Task prompt »
The records below are to be repeated in full, exactly as they are.
/---
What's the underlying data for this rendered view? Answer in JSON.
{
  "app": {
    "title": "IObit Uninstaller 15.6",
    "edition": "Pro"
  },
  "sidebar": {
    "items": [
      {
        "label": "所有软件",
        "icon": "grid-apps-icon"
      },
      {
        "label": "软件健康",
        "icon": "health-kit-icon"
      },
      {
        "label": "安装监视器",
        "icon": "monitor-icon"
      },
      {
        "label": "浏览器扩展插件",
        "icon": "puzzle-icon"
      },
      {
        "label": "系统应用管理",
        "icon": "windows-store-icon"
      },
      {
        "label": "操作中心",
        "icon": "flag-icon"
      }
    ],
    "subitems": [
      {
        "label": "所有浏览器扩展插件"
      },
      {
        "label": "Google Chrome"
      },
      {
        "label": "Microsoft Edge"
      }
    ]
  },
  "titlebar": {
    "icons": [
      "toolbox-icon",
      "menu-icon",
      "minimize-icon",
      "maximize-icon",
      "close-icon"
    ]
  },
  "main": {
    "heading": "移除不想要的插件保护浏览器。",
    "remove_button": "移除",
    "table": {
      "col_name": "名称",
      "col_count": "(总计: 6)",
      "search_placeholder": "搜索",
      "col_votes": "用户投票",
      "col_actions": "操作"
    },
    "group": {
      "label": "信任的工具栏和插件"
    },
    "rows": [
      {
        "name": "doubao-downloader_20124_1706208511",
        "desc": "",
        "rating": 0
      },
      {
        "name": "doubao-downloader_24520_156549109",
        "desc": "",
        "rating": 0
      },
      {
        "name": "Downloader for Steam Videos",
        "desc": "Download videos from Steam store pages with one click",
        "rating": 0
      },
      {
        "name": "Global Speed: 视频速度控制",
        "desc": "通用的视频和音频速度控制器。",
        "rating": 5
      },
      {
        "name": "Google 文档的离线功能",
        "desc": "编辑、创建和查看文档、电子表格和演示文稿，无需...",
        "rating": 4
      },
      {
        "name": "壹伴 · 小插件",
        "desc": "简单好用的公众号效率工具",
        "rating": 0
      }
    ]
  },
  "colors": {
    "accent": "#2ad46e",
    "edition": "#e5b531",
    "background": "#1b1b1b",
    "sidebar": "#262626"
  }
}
\---
Solution for this problem »
What's the underlying data for this rendered view? Answer in JSON.
{
  "app": {
    "title": "IObit Uninstaller 15.6",
    "edition": "Pro"
  },
  "sidebar": {
    "items": [
      {
        "label": "所有软件",
        "icon": "grid-apps-icon"
      },
      {
        "label": "软件健康",
        "icon": "health-kit-icon"
      },
      {
        "label": "安装监视器",
        "icon": "monitor-icon"
      },
      {
        "label": "浏览器扩展插件",
        "icon": "puzzle-icon"
      },
      {
        "label": "系统应用管理",
        "icon": "windows-store-icon"
      },
      {
        "label": "操作中心",
        "icon": "flag-icon"
      }
    ],
    "subitems": [
      {
        "label": "所有浏览器扩展插件"
      },
      {
        "label": "Google Chrome"
      },
      {
        "label": "Microsoft Edge"
      }
    ]
  },
  "titlebar": {
    "icons": [
      "toolbox-icon",
      "menu-icon",
      "minimize-icon",
      "maximize-icon",
      "close-icon"
    ]
  },
  "main": {
    "heading": "移除不想要的插件保护浏览器。",
    "remove_button": "移除",
    "table": {
      "col_name": "名称",
      "col_count": "(总计: 6)",
      "search_placeholder": "搜索",
      "col_votes": "用户投票",
      "col_actions": "操作"
    },
    "group": {
      "label": "信任的工具栏和插件"
    },
    "rows": [
      {
        "name": "doubao-downloader_20124_1706208511",
        "desc": "",
        "rating": 0
      },
      {
        "name": "doubao-downloader_24520_156549109",
        "desc": "",
        "rating": 0
      },
      {
        "name": "Downloader for Steam Videos",
        "desc": "Download videos from Steam store pages with one click",
        "rating": 0
      },
      {
        "name": "Global Speed: 视频速度控制",
        "desc": "通用的视频和音频速度控制器。",
        "rating": 5
      },
      {
        "name": "Google 文档的离线功能",
        "desc": "编辑、创建和查看文档、电子表格和演示文稿，无需...",
        "rating": 4
      },
      {
        "name": "壹伴 · 小插件",
        "desc": "简单好用的公众号效率工具",
        "rating": 0
      }
    ]
  },
  "colors": {
    "accent": "#2ad46e",
    "edition": "#e5b531",
    "background": "#1b1b1b",
    "sidebar": "#262626"
  }
}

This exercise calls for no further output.